=== Your task ===
Each entry below is to be duplicated verbatim.

══════════

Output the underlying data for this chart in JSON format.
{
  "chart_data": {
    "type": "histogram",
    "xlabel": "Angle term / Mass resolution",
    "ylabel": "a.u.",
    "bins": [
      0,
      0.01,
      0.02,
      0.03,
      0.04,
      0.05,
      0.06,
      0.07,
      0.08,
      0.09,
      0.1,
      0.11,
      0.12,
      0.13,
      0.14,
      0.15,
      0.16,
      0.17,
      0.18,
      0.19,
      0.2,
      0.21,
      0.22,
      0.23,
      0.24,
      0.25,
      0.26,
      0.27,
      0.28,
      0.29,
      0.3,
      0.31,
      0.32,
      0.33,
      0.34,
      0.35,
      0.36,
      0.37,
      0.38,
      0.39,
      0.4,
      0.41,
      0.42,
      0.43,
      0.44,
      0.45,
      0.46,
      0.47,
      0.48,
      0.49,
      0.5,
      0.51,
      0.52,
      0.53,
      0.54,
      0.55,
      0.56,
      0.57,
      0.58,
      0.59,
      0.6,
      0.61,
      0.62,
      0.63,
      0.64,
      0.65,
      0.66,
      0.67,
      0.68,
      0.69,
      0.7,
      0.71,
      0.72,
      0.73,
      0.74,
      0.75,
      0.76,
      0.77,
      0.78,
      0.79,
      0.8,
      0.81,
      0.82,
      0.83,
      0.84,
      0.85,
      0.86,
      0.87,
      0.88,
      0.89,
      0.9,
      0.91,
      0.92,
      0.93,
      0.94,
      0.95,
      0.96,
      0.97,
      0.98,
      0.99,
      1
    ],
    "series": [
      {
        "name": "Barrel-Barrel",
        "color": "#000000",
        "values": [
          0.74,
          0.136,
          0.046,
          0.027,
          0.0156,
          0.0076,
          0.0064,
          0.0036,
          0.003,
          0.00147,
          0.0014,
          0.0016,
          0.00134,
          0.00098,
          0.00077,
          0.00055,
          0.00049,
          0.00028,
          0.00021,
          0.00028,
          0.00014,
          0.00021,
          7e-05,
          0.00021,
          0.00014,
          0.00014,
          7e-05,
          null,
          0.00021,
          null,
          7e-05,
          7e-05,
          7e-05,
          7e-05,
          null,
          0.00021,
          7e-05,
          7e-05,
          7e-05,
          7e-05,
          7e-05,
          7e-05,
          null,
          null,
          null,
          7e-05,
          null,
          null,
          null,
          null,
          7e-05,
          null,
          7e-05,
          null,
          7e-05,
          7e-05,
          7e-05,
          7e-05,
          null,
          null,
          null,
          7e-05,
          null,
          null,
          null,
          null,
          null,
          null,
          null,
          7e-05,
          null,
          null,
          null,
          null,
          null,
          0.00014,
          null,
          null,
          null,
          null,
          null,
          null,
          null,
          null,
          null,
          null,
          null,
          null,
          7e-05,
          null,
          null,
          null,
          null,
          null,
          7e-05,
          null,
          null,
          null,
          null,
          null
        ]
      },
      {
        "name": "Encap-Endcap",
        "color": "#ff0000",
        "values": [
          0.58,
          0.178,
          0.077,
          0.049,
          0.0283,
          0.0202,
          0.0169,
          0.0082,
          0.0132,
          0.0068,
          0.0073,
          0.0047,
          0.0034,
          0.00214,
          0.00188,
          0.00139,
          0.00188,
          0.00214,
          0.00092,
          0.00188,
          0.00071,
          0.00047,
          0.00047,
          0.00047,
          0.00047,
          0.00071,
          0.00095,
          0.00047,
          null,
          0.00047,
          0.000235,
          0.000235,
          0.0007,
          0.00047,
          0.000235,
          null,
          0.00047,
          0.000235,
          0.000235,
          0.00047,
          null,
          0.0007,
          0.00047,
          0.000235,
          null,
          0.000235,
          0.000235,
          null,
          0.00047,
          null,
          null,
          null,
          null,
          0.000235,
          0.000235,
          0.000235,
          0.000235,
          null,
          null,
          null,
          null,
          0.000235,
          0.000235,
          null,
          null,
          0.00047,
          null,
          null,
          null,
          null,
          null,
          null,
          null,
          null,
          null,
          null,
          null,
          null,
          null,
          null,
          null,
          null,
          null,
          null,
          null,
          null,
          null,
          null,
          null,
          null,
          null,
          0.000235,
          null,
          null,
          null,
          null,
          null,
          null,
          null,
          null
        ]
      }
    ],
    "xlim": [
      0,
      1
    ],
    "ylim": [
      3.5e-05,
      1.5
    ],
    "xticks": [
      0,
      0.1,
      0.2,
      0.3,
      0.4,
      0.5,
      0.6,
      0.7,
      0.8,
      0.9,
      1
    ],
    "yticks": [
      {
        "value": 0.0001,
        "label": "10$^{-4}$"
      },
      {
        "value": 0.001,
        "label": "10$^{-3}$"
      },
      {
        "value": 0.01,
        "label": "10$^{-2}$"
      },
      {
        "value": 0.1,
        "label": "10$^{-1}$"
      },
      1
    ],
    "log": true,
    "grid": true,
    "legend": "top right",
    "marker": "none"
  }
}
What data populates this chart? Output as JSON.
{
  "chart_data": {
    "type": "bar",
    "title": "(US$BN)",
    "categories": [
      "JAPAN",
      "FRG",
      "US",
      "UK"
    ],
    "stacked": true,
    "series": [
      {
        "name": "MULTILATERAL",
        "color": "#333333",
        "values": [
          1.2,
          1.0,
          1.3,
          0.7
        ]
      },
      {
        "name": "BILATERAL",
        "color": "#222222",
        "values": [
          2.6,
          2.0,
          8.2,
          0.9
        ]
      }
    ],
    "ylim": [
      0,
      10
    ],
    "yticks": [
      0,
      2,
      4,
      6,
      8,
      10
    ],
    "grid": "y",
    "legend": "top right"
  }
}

══════════

=== Output below ===
Output the underlying data for this chart in JSON format.
{
  "chart_data": {
    "type": "histogram",
    "xlabel": "Angle term / Mass resolution",
    "ylabel": "a.u.",
    "bins": [
      0,
      0.01,
      0.02,
      0.03,
      0.04,
      0.05,
      0.06,
      0.07,
      0.08,
      0.09,
      0.1,
      0.11,
      0.12,
      0.13,
      0.14,
      0.15,
      0.16,
      0.17,
      0.18,
      0.19,
      0.2,
      0.21,
      0.22,
      0.23,
      0.24,
      0.25,
      0.26,
      0.27,
      0.28,
      0.29,
      0.3,
      0.31,
      0.32,
      0.33,
      0.34,
      0.35,
      0.36,
      0.37,
      0.38,
      0.39,
      0.4,
      0.41,
      0.42,
      0.43,
      0.44,
      0.45,
      0.46,
      0.47,
      0.48,
      0.49,
      0.5,
      0.51,
      0.52,
      0.53,
      0.54,
      0.55,
      0.56,
      0.57,
      0.58,
      0.59,
      0.6,
      0.61,
      0.62,
      0.63,
      0.64,
      0.65,
      0.66,
      0.67,
      0.68,
      0.69,
      0.7,
      0.71,
      0.72,
      0.73,
      0.74,
      0.75,
      0.76,
      0.77,
      0.78,
      0.79,
      0.8,
      0.81,
      0.82,
      0.83,
      0.84,
      0.85,
      0.86,
      0.87,
      0.88,
      0.89,
      0.9,
      0.91,
      0.92,
      0.93,
      0.94,
      0.95,
      0.96,
      0.97,
      0.98,
      0.99,
      1
    ],
    "series": [
      {
        "name": "Barrel-Barrel",
        "color": "#000000",
        "values": [
          0.74,
          0.136,
          0.046,
          0.027,
          0.0156,
          0.0076,
          0.0064,
          0.0036,
          0.003,
          0.00147,
          0.0014,
          0.0016,
          0.00134,
          0.00098,
          0.00077,
          0.00055,
          0.00049,
          0.00028,
          0.00021,
          0.00028,
          0.00014,
          0.00021,
          7e-05,
          0.00021,
          0.00014,
          0.00014,
          7e-05,
          null,
          0.00021,
          null,
          7e-05,
          7e-05,
          7e-05,
          7e-05,
          null,
          0.00021,
          7e-05,
          7e-05,
          7e-05,
          7e-05,
          7e-05,
          7e-05,
          null,
          null,
          null,
          7e-05,
          null,
          null,
          null,
          null,
          7e-05,
          null,
          7e-05,
          null,
          7e-05,
          7e-05,
          7e-05,
          7e-05,
          null,
          null,
          null,
          7e-05,
          null,
          null,
          null,
          null,
          null,
          null,
          null,
          7e-05,
          null,
          null,
          null,
          null,
          null,
          0.00014,
          null,
          null,
          null,
          null,
          null,
          null,
          null,
          null,
          null,
          null,
          null,
          null,
          7e-05,
          null,
          null,
          null,
          null,
          null,
          7e-05,
          null,
          null,
          null,
          null,
          null
        ]
      },
      {
        "name": "Encap-Endcap",
        "color": "#ff0000",
        "values": [
          0.58,
          0.178,
          0.077,
          0.049,
          0.0283,
          0.0202,
          0.0169,
          0.0082,
          0.0132,
          0.0068,
          0.0073,
          0.0047,
          0.0034,
          0.00214,
          0.00188,
          0.00139,
          0.00188,
          0.00214,
          0.00092,
          0.00188,
          0.00071,
          0.00047,
          0.00047,
          0.00047,
          0.00047,
          0.00071,
          0.00095,
          0.00047,
          null,
          0.00047,
          0.000235,
          0.000235,
          0.0007,
          0.00047,
          0.000235,
          null,
          0.00047,
          0.000235,
          0.000235,
          0.00047,
          null,
          0.0007,
          0.00047,
          0.000235,
          null,
          0.000235,
          0.000235,
          null,
          0.00047,
          null,
          null,
          null,
          null,
          0.000235,
          0.000235,
          0.000235,
          0.000235,
          null,
          null,
          null,
          null,
          0.000235,
          0.000235,
          null,
          null,
          0.00047,
          null,
          null,
          null,
          null,
          null,
          null,
          null,
          null,
          null,
          null,
          null,
          null,
          null,
          null,
          null,
          null,
          null,
          null,
          null,
          null,
          null,
          null,
          null,
          null,
          null,
          0.000235,
          null,
          null,
          null,
          null,
          null,
          null,
          null,
          null
        ]
      }
    ],
    "xlim": [
      0,
      1
    ],
    "ylim": [
      3.5e-05,
      1.5
    ],
    "xticks": [
      0,
      0.1,
      0.2,
      0.3,
      0.4,
      0.5,
      0.6,
      0.7,
      0.8,
      0.9,
      1
    ],
    "yticks": [
      {
        "value": 0.0001,
        "label": "10$^{-4}$"
      },
      {
        "value": 0.001,
        "label": "10$^{-3}$"
      },
      {
        "value": 0.01,
        "label": "10$^{-2}$"
      },
      {
        "value": 0.1,
        "label": "10$^{-1}$"
      },
      1
    ],
    "log": true,
    "grid": true,
    "legend": "top right",
    "marker": "none"
  }
}
What data populates this chart? Output as JSON.
{
  "chart_data": {
    "type": "bar",
    "title": "(US$BN)",
    "categories": [
      "JAPAN",
      "FRG",
      "US",
      "UK"
    ],
    "stacked": true,
    "series": [
      {
        "name": "MULTILATERAL",
        "color": "#333333",
        "values": [
          1.2,
          1.0,
          1.3,
          0.7
        ]
      },
      {
        "name": "BILATERAL",
        "color": "#222222",
        "values": [
          2.6,
          2.0,
          8.2,
          0.9
        ]
      }
    ],
    "ylim": [
      0,
      10
    ],
    "yticks": [
      0,
      2,
      4,
      6,
      8,
      10
    ],
    "grid": "y",
    "legend": "top right"
  }
}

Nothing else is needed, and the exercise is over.